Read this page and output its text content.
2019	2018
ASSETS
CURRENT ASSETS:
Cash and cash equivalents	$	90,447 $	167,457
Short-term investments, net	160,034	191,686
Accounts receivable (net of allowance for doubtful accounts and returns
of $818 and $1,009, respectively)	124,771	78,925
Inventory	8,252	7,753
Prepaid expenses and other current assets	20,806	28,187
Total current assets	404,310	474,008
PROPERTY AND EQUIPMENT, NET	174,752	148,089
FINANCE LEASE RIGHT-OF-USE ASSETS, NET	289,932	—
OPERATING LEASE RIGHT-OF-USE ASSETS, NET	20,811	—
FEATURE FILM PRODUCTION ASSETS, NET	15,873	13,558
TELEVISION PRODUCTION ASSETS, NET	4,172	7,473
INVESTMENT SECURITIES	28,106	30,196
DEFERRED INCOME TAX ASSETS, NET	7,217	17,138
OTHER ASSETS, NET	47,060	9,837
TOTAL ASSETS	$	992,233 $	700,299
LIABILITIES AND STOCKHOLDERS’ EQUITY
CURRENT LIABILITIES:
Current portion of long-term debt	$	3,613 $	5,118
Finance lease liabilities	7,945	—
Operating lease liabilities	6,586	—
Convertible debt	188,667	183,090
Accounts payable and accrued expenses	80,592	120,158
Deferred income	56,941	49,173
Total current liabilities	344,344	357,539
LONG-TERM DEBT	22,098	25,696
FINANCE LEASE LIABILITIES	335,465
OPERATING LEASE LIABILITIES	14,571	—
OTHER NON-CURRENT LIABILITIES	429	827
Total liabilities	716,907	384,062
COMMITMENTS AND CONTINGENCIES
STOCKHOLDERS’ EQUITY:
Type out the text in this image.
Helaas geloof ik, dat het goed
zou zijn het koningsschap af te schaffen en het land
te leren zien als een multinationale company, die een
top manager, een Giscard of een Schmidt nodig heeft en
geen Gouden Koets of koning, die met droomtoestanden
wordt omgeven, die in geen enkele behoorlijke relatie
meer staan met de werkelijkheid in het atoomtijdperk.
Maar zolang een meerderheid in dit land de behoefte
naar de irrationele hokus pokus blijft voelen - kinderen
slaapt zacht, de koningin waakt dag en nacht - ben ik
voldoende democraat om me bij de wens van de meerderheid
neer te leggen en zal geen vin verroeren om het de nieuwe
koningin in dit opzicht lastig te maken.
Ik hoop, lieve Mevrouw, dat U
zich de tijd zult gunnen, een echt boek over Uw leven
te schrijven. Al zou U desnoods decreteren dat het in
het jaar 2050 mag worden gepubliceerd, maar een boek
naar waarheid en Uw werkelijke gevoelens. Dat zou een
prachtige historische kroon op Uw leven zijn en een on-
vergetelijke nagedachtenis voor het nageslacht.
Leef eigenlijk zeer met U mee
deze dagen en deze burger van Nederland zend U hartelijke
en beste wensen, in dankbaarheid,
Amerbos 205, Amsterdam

### Exercise requirements
Produce an exact copy of every entry above.

### Exercise response
Read this page and output its text content.
2019	2018
ASSETS
CURRENT ASSETS:
Cash and cash equivalents	$	90,447 $	167,457
Short-term investments, net	160,034	191,686
Accounts receivable (net of allowance for doubtful accounts and returns
of $818 and $1,009, respectively)	124,771	78,925
Inventory	8,252	7,753
Prepaid expenses and other current assets	20,806	28,187
Total current assets	404,310	474,008
PROPERTY AND EQUIPMENT, NET	174,752	148,089
FINANCE LEASE RIGHT-OF-USE ASSETS, NET	289,932	—
OPERATING LEASE RIGHT-OF-USE ASSETS, NET	20,811	—
FEATURE FILM PRODUCTION ASSETS, NET	15,873	13,558
TELEVISION PRODUCTION ASSETS, NET	4,172	7,473
INVESTMENT SECURITIES	28,106	30,196
DEFERRED INCOME TAX ASSETS, NET	7,217	17,138
OTHER ASSETS, NET	47,060	9,837
TOTAL ASSETS	$	992,233 $	700,299
LIABILITIES AND STOCKHOLDERS’ EQUITY
CURRENT LIABILITIES:
Current portion of long-term debt	$	3,613 $	5,118
Finance lease liabilities	7,945	—
Operating lease liabilities	6,586	—
Convertible debt	188,667	183,090
Accounts payable and accrued expenses	80,592	120,158
Deferred income	56,941	49,173
Total current liabilities	344,344	357,539
LONG-TERM DEBT	22,098	25,696
FINANCE LEASE LIABILITIES	335,465
OPERATING LEASE LIABILITIES	14,571	—
OTHER NON-CURRENT LIABILITIES	429	827
Total liabilities	716,907	384,062
COMMITMENTS AND CONTINGENCIES
STOCKHOLDERS’ EQUITY:
Type out the text in this image.
Helaas geloof ik, dat het goed
zou zijn het koningsschap af te schaffen en het land
te leren zien als een multinationale company, die een
top manager, een Giscard of een Schmidt nodig heeft en
geen Gouden Koets of koning, die met droomtoestanden
wordt omgeven, die in geen enkele behoorlijke relatie
meer staan met de werkelijkheid in het atoomtijdperk.
Maar zolang een meerderheid in dit land de behoefte
naar de irrationele hokus pokus blijft voelen - kinderen
slaapt zacht, de koningin waakt dag en nacht - ben ik
voldoende democraat om me bij de wens van de meerderheid
neer te leggen en zal geen vin verroeren om het de nieuwe
koningin in dit opzicht lastig te maken.
Ik hoop, lieve Mevrouw, dat U
zich de tijd zult gunnen, een echt boek over Uw leven
te schrijven. Al zou U desnoods decreteren dat het in
het jaar 2050 mag worden gepubliceerd, maar een boek
naar waarheid en Uw werkelijke gevoelens. Dat zou een
prachtige historische kroon op Uw leven zijn en een on-
vergetelijke nagedachtenis voor het nageslacht.
Leef eigenlijk zeer met U mee
deze dagen en deze burger van Nederland zend U hartelijke
en beste wensen, in dankbaarheid,
Amerbos 205, Amsterdam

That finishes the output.